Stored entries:
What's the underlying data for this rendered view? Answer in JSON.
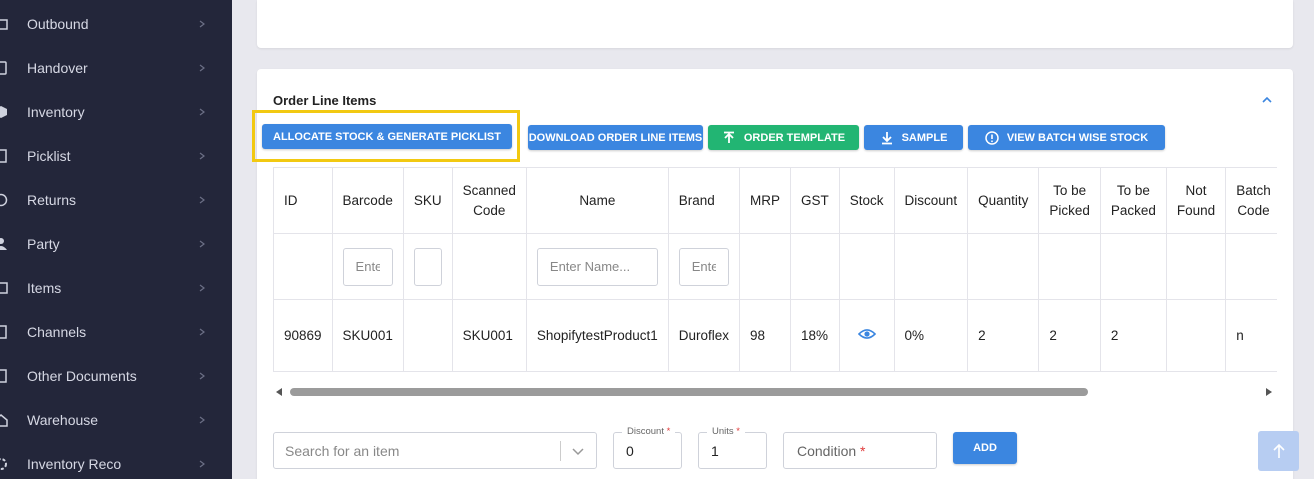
{
  "sidebar": {
    "items": [
      {
        "label": "Outbound",
        "icon": "outbound-icon"
      },
      {
        "label": "Handover",
        "icon": "handover-icon"
      },
      {
        "label": "Inventory",
        "icon": "inventory-icon"
      },
      {
        "label": "Picklist",
        "icon": "picklist-icon"
      },
      {
        "label": "Returns",
        "icon": "returns-icon"
      },
      {
        "label": "Party",
        "icon": "party-icon"
      },
      {
        "label": "Items",
        "icon": "items-icon"
      },
      {
        "label": "Channels",
        "icon": "channels-icon"
      },
      {
        "label": "Other Documents",
        "icon": "documents-icon"
      },
      {
        "label": "Warehouse",
        "icon": "warehouse-icon"
      },
      {
        "label": "Inventory Reco",
        "icon": "inventory-reco-icon"
      }
    ]
  },
  "section": {
    "title": "Order Line Items"
  },
  "toolbar": {
    "allocate": "ALLOCATE STOCK & GENERATE PICKLIST",
    "download": "DOWNLOAD ORDER LINE ITEMS",
    "template": "ORDER TEMPLATE",
    "sample": "SAMPLE",
    "batch": "VIEW BATCH WISE STOCK"
  },
  "table": {
    "headers": [
      "ID",
      "Barcode",
      "SKU",
      "Scanned Code",
      "Name",
      "Brand",
      "MRP",
      "GST",
      "Stock",
      "Discount",
      "Quantity",
      "To be Picked",
      "To be Packed",
      "Not Found",
      "Batch Code"
    ],
    "filters": {
      "barcode_placeholder": "Enter",
      "sku_placeholder": "",
      "name_placeholder": "Enter Name...",
      "brand_placeholder": "Enter"
    },
    "rows": [
      {
        "id": "90869",
        "barcode": "SKU001",
        "sku": "",
        "scanned": "SKU001",
        "name": "ShopifytestProduct1",
        "brand": "Duroflex",
        "mrp": "98",
        "gst": "18%",
        "stock": "eye-icon",
        "discount": "0%",
        "quantity": "2",
        "to_pick": "2",
        "to_pack": "2",
        "not_found": "",
        "batch": "n"
      }
    ]
  },
  "form": {
    "search_placeholder": "Search for an item",
    "discount_label": "Discount",
    "discount_value": "0",
    "units_label": "Units",
    "units_value": "1",
    "condition_label": "Condition",
    "required_mark": "*",
    "add": "ADD"
  },
  "colors": {
    "sidebar_bg": "#23263a",
    "primary": "#3b86e0",
    "success": "#22b573",
    "highlight": "#f2c911"
  }
}
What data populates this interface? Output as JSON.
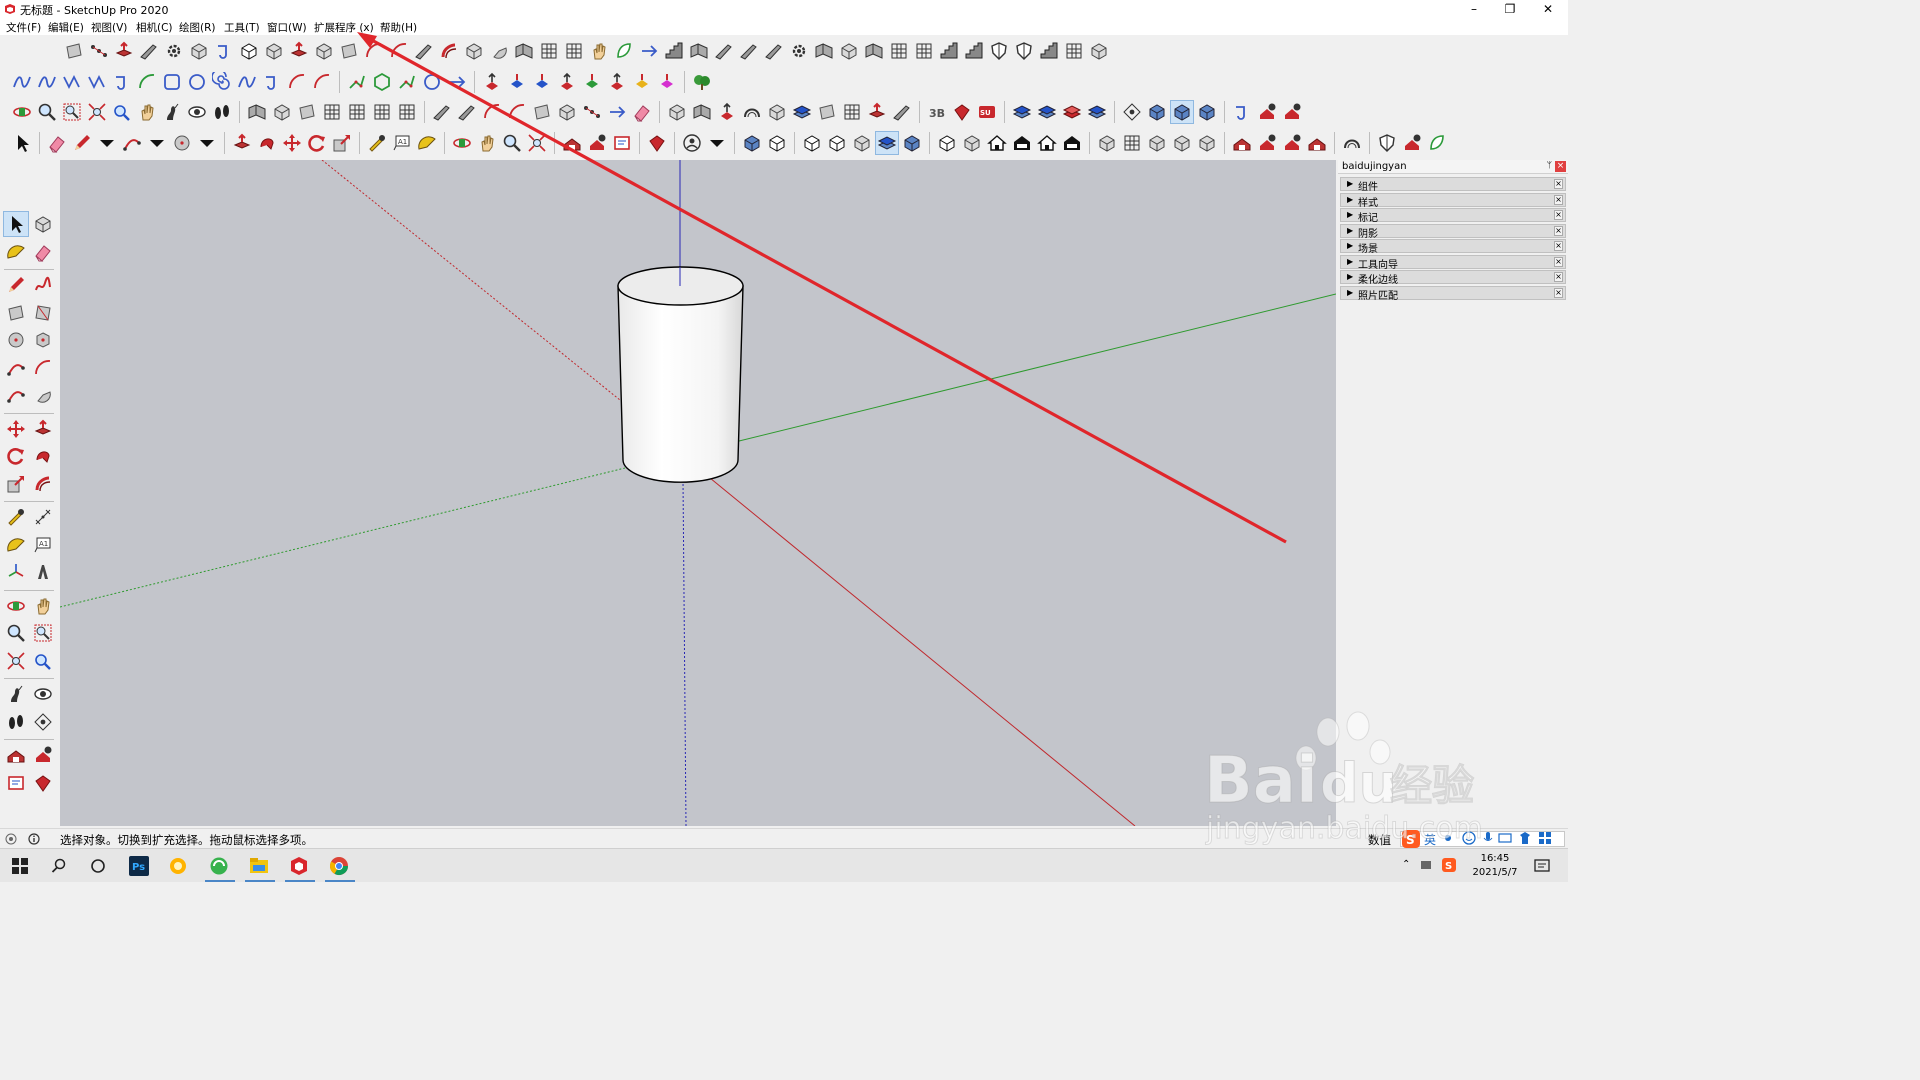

→ **Your task**
Find and copy each line above that includes the string "data".

→ **Exercise answer**
What's the underlying data for this rendered view? Answer in JSON.
What data populates this interface? Output as JSON.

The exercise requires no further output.